== WHAT IS BEING ASKED ==
How many lines of the listing below hold the word "home"? Answer with the number alone.

# # # # # # #

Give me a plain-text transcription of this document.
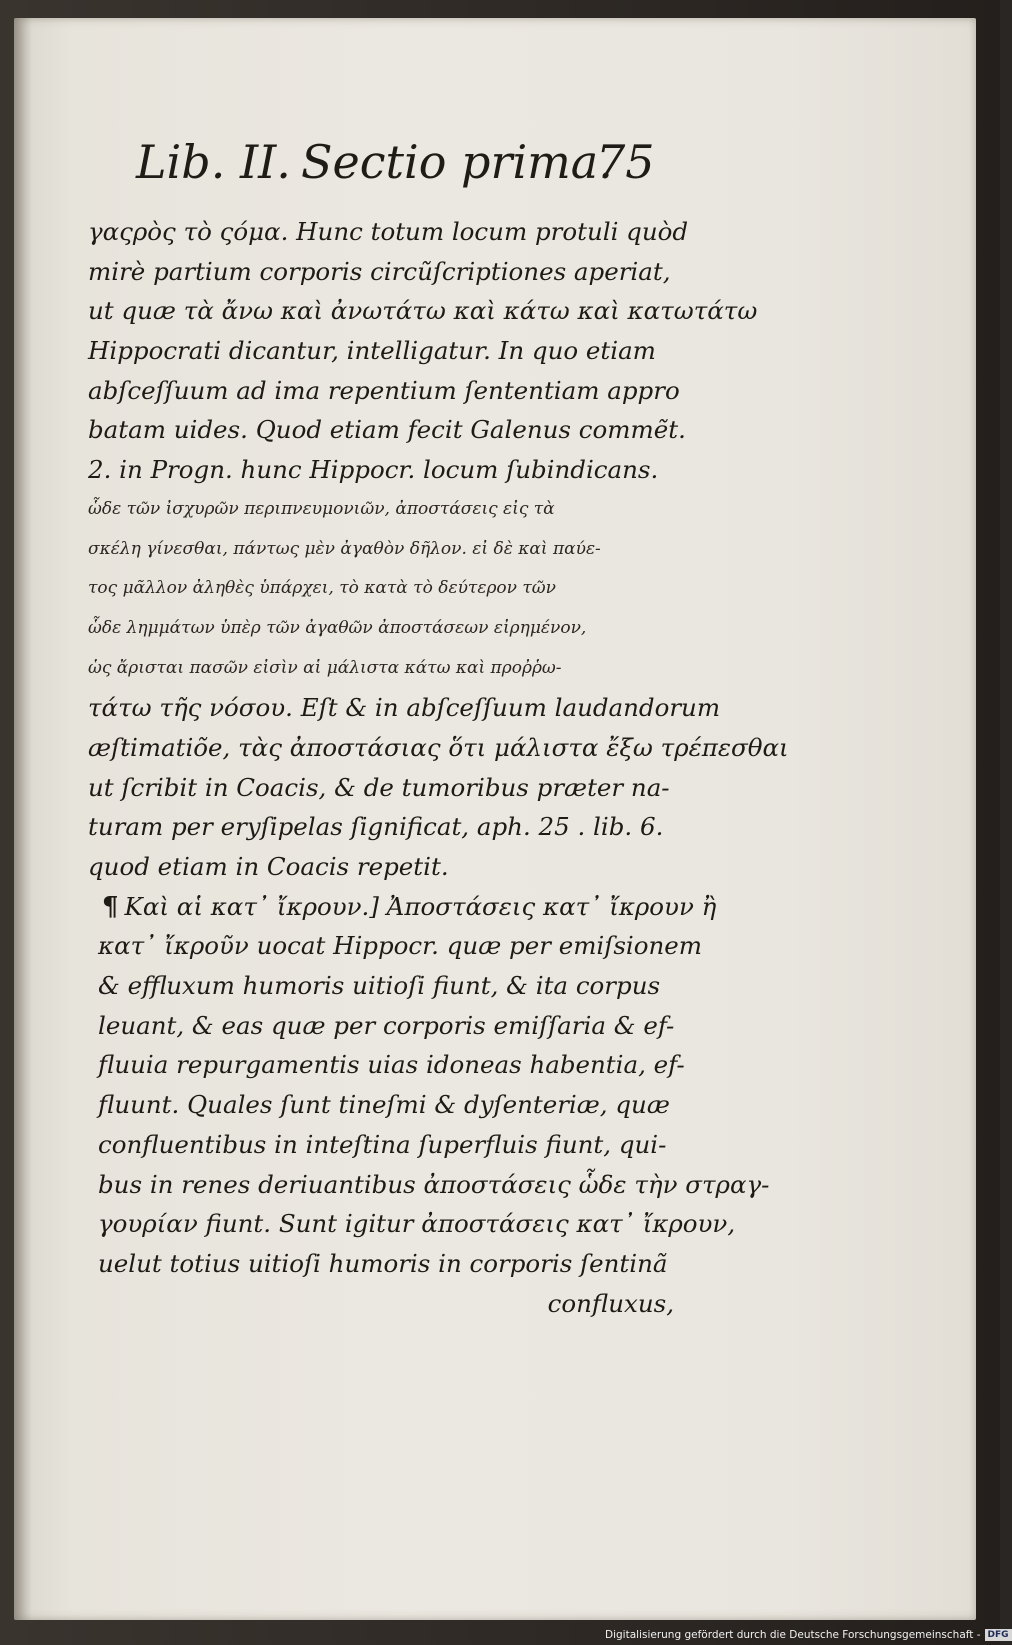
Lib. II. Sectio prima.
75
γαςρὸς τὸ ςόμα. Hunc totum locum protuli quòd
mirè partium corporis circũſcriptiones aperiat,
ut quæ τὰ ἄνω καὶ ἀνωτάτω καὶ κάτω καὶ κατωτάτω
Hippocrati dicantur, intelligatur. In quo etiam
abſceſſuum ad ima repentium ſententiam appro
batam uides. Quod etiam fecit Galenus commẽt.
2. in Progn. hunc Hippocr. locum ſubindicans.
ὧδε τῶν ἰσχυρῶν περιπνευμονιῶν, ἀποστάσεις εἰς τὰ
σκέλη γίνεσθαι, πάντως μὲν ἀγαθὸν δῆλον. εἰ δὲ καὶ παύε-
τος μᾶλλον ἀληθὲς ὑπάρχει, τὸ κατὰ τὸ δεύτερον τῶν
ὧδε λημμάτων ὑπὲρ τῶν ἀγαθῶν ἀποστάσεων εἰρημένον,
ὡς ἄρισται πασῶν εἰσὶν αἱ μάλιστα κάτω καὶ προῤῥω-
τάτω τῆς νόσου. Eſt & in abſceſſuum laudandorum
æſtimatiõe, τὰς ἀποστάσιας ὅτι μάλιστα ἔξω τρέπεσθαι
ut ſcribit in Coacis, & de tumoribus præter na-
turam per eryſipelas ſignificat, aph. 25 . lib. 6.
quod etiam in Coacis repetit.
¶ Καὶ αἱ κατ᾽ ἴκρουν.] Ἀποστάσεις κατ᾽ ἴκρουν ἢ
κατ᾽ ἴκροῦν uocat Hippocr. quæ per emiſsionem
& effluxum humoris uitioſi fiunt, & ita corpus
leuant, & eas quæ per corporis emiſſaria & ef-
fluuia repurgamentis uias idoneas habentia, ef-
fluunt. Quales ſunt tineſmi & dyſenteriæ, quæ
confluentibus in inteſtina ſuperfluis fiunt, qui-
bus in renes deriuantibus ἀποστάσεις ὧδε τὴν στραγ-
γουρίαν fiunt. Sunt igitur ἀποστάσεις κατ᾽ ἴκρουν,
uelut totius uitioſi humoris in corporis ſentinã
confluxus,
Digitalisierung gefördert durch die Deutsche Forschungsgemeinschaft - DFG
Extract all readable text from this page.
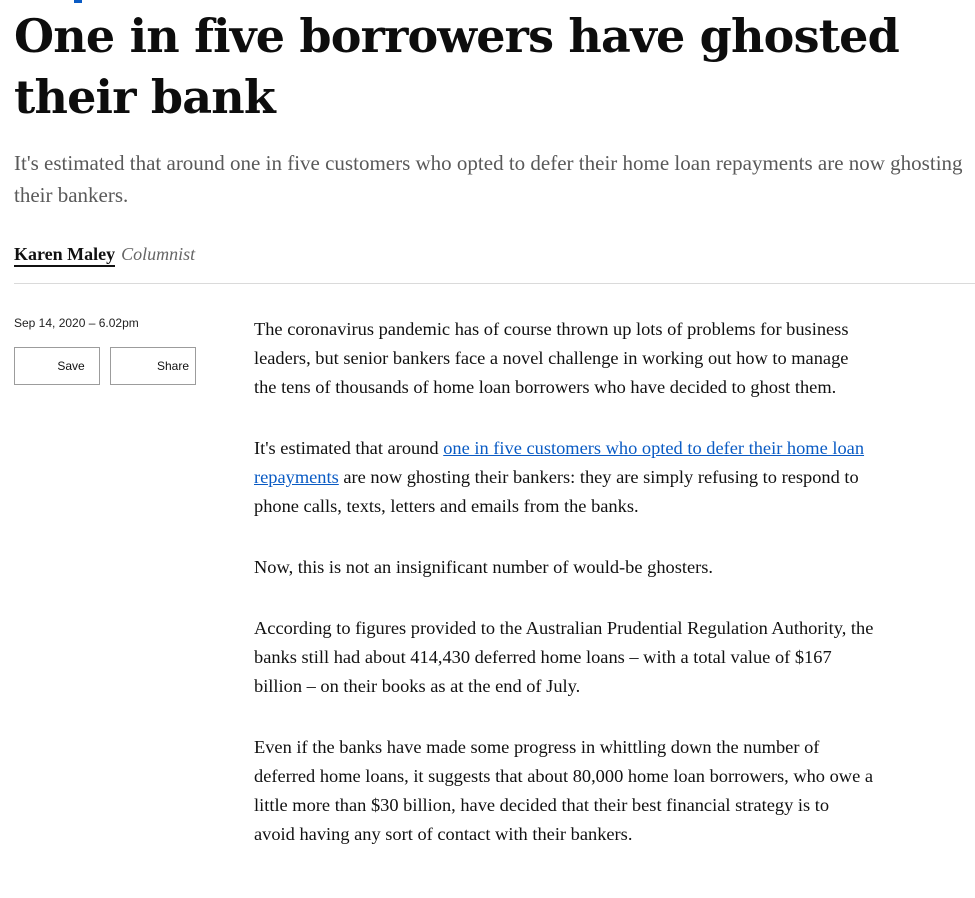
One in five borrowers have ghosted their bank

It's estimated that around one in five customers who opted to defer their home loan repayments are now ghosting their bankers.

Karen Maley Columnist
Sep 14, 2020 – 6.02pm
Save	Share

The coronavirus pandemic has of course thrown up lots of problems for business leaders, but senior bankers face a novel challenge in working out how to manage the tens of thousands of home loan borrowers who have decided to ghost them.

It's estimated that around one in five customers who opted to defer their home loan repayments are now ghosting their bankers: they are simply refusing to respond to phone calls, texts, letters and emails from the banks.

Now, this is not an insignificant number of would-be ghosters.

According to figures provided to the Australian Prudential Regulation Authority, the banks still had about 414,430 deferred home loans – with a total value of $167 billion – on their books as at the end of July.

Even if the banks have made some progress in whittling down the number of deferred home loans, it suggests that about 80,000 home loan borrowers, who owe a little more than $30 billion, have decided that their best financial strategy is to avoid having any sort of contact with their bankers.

# # # # # # #

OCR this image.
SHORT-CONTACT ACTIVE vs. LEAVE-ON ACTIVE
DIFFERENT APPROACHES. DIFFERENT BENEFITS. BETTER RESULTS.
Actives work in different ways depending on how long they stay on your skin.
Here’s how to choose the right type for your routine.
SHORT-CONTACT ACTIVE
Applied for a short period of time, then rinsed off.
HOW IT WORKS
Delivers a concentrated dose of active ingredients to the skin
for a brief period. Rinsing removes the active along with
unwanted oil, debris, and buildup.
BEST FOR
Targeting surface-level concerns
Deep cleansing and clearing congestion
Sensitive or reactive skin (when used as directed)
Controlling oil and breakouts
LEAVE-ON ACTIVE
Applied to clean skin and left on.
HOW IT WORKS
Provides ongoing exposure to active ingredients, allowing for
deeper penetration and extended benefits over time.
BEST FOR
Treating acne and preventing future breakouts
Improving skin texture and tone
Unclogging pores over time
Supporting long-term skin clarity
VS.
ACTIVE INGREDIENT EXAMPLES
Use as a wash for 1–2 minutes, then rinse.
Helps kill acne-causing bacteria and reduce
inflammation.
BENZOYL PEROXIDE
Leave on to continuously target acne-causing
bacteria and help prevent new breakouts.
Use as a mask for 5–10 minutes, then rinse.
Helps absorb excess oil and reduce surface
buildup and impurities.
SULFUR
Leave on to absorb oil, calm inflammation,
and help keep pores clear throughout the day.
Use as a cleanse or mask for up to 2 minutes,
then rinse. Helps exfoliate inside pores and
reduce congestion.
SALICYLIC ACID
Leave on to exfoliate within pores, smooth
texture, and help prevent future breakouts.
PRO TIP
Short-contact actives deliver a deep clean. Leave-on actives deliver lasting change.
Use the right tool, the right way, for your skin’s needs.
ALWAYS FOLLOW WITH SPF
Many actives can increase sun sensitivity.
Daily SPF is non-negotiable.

# # # # # # #

== RESULT FOR THIS EXERCISE ==
5